• _WHAT TO WORK ON_
Copy out the rows word for word, from the first one up to and including the line that contains "data-label: 5 [352,309,358,321]".

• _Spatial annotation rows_
+ + + + +

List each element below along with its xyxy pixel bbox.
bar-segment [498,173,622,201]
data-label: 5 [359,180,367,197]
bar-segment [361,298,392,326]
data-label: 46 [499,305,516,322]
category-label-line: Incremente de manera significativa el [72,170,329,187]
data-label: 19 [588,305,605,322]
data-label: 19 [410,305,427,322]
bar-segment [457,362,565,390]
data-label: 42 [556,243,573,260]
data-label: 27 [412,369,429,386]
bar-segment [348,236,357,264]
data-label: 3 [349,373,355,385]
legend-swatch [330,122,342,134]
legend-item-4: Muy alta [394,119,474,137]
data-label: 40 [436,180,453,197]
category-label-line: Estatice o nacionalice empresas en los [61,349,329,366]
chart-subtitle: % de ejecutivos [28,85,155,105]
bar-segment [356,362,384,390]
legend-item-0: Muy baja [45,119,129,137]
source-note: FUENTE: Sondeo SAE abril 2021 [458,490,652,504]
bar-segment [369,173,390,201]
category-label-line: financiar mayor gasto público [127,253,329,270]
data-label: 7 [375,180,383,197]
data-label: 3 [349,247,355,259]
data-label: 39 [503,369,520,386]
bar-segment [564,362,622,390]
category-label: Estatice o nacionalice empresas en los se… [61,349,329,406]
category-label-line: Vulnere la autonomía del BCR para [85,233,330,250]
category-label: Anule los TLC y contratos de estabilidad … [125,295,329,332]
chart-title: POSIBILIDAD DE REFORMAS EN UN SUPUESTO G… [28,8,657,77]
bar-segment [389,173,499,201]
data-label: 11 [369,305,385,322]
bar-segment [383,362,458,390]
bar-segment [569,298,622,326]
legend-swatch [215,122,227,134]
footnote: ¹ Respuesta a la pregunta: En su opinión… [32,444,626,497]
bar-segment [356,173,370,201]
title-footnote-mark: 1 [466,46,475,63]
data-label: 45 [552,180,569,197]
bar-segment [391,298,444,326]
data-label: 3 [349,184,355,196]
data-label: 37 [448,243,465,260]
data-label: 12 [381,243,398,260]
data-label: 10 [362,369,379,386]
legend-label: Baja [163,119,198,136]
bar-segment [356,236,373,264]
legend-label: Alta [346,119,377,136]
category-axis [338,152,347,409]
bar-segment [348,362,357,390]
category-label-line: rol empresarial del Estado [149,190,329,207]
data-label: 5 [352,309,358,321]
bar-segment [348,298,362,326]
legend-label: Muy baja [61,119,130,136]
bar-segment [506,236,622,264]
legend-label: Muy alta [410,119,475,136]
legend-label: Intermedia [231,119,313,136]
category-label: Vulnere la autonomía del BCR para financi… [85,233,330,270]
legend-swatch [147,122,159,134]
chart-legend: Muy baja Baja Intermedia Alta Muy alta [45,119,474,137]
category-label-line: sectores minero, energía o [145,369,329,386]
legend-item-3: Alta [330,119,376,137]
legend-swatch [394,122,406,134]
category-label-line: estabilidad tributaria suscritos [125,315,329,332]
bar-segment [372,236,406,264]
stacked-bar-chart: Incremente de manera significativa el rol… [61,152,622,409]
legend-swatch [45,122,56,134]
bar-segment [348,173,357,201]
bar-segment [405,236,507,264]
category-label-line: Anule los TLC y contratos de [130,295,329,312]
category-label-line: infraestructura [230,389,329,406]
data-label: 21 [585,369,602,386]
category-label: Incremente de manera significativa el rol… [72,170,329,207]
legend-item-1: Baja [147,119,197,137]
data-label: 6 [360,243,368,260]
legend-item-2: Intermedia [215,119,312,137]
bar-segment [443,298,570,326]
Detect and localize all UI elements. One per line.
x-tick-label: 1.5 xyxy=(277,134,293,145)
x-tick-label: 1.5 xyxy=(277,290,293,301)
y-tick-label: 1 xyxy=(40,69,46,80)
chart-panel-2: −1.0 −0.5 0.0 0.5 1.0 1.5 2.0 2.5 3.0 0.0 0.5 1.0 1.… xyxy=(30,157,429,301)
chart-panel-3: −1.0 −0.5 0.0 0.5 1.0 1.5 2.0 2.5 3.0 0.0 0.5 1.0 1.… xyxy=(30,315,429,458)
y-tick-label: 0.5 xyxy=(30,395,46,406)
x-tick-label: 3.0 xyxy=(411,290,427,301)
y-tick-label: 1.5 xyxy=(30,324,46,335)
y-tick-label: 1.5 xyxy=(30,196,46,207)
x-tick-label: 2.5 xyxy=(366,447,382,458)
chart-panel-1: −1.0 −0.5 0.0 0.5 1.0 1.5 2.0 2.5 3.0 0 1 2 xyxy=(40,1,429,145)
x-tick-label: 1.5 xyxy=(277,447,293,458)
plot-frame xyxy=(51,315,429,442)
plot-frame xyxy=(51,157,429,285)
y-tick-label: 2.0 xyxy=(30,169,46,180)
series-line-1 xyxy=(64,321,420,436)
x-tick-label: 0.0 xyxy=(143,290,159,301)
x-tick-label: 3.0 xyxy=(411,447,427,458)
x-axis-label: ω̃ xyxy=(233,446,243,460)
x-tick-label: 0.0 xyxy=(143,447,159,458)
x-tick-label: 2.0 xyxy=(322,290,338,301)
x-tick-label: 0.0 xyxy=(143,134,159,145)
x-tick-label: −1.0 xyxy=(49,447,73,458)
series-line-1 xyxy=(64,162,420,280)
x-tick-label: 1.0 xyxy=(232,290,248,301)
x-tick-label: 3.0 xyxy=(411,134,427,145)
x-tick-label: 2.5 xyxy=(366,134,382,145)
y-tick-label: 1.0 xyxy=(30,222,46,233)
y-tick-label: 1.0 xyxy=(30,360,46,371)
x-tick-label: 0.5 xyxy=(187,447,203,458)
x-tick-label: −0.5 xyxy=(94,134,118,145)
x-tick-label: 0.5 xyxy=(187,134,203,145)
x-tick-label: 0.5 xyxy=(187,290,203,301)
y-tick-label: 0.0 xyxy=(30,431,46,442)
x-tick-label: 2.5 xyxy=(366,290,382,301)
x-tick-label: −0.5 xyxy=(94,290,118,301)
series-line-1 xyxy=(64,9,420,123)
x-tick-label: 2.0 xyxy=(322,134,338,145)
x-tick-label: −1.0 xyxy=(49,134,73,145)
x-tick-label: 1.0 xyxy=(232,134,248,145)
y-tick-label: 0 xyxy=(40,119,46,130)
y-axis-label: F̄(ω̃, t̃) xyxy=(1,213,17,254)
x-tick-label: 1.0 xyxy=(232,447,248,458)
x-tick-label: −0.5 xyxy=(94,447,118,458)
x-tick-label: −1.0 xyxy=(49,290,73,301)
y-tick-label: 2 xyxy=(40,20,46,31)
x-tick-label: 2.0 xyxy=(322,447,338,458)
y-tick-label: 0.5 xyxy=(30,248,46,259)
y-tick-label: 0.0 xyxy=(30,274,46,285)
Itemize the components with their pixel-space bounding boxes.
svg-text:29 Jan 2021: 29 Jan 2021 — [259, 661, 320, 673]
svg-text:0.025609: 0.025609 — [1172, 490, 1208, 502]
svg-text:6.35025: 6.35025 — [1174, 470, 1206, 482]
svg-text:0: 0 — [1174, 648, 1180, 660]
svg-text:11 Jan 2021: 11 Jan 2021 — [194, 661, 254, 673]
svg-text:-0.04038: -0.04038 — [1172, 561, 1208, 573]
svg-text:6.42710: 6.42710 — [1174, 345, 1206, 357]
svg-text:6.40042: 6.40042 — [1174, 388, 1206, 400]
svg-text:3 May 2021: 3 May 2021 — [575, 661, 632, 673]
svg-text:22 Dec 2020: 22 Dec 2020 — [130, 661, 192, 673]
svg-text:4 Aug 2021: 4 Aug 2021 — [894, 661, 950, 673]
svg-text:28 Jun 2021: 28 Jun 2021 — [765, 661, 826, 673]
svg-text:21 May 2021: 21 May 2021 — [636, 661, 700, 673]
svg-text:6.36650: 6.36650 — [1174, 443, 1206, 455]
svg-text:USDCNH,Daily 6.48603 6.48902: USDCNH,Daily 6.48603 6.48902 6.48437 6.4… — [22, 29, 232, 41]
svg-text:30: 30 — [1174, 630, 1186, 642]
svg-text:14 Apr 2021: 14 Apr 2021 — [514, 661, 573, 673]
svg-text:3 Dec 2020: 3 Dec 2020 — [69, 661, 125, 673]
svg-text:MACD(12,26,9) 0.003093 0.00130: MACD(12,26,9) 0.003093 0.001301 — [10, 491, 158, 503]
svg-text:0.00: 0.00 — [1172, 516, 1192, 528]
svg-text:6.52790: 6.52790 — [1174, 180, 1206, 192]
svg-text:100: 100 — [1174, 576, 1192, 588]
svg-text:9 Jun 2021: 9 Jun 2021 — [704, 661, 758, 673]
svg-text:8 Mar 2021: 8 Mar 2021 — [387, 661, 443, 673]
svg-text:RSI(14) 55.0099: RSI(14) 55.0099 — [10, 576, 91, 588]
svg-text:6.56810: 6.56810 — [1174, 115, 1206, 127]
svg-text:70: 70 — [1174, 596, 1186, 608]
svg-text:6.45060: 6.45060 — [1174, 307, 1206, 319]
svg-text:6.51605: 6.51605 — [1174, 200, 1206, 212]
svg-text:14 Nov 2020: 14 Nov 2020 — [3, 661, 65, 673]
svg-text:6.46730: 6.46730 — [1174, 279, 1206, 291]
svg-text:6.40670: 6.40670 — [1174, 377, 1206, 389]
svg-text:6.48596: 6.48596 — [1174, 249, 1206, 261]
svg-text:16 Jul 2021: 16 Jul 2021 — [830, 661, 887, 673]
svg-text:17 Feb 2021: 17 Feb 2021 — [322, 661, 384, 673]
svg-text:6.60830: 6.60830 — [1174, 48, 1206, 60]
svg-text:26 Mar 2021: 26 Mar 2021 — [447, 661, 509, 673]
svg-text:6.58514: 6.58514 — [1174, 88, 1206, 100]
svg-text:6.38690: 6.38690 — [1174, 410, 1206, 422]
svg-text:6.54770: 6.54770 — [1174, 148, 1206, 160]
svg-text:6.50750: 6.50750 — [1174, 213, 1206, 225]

+ + + + +

• _COMPLETE RESPONSE_
List each element below along with its xyxy pixel bbox.
bar-segment [498,173,622,201]
data-label: 5 [359,180,367,197]
bar-segment [361,298,392,326]
data-label: 46 [499,305,516,322]
category-label-line: Incremente de manera significativa el [72,170,329,187]
data-label: 19 [588,305,605,322]
data-label: 19 [410,305,427,322]
bar-segment [457,362,565,390]
data-label: 42 [556,243,573,260]
data-label: 27 [412,369,429,386]
bar-segment [348,236,357,264]
data-label: 3 [349,373,355,385]
legend-swatch [330,122,342,134]
legend-item-4: Muy alta [394,119,474,137]
data-label: 40 [436,180,453,197]
category-label-line: Estatice o nacionalice empresas en los [61,349,329,366]
chart-subtitle: % de ejecutivos [28,85,155,105]
bar-segment [356,362,384,390]
legend-item-0: Muy baja [45,119,129,137]
source-note: FUENTE: Sondeo SAE abril 2021 [458,490,652,504]
bar-segment [369,173,390,201]
category-label-line: financiar mayor gasto público [127,253,329,270]
data-label: 7 [375,180,383,197]
data-label: 3 [349,247,355,259]
data-label: 39 [503,369,520,386]
bar-segment [564,362,622,390]
category-label: Estatice o nacionalice empresas en los se… [61,349,329,406]
category-label-line: Vulnere la autonomía del BCR para [85,233,330,250]
category-label: Anule los TLC y contratos de estabilidad … [125,295,329,332]
chart-title: POSIBILIDAD DE REFORMAS EN UN SUPUESTO G… [28,8,657,77]
bar-segment [389,173,499,201]
data-label: 11 [369,305,385,322]
bar-segment [383,362,458,390]
bar-segment [569,298,622,326]
legend-swatch [215,122,227,134]
footnote: ¹ Respuesta a la pregunta: En su opinión… [32,444,626,497]
bar-segment [356,173,370,201]
title-footnote-mark: 1 [466,46,475,63]
data-label: 45 [552,180,569,197]
bar-segment [391,298,444,326]
data-label: 3 [349,184,355,196]
data-label: 37 [448,243,465,260]
data-label: 12 [381,243,398,260]
data-label: 10 [362,369,379,386]
legend-label: Baja [163,119,198,136]
bar-segment [356,236,373,264]
legend-label: Alta [346,119,377,136]
category-axis [338,152,347,409]
bar-segment [348,362,357,390]
category-label-line: rol empresarial del Estado [149,190,329,207]
data-label: 5 [352,309,358,321]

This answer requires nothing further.